● Exercise directions
Pull every line containing "title" from the entries.

● Task material
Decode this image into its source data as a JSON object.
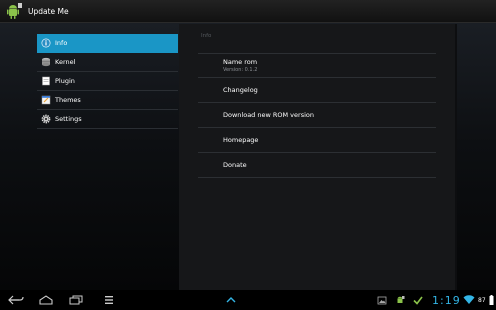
{
  "app": {
    "title": "Update Me"
  },
  "sidebar": {
    "items": [
      {
        "label": "Info",
        "icon": "info-icon",
        "selected": true
      },
      {
        "label": "Kernel",
        "icon": "kernel-icon",
        "selected": false
      },
      {
        "label": "Plugin",
        "icon": "plugin-icon",
        "selected": false
      },
      {
        "label": "Themes",
        "icon": "themes-icon",
        "selected": false
      },
      {
        "label": "Settings",
        "icon": "gear-icon",
        "selected": false
      }
    ]
  },
  "detail": {
    "section_header": "Info",
    "prefs": [
      {
        "title": "Name rom",
        "summary": "Version: 0.1.2"
      },
      {
        "title": "Changelog",
        "summary": ""
      },
      {
        "title": "Download new ROM version",
        "summary": ""
      },
      {
        "title": "Homepage",
        "summary": ""
      },
      {
        "title": "Donate",
        "summary": ""
      }
    ]
  },
  "statusbar": {
    "time": "1:19",
    "battery": "87"
  },
  "colors": {
    "accent": "#1a96c6",
    "clock": "#33b5e5"
  }
}
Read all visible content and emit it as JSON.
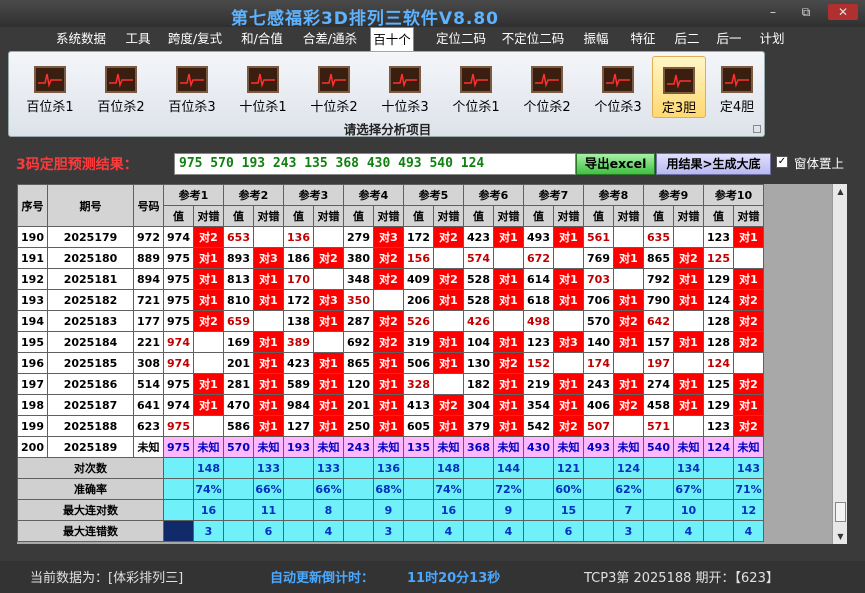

● Final result
    "title": "Update Me"
        "title": "Name rom",
        "title": "Changelog",
        "title": "Download new ROM version",
        "title": "Homepage",
        "title": "Donate",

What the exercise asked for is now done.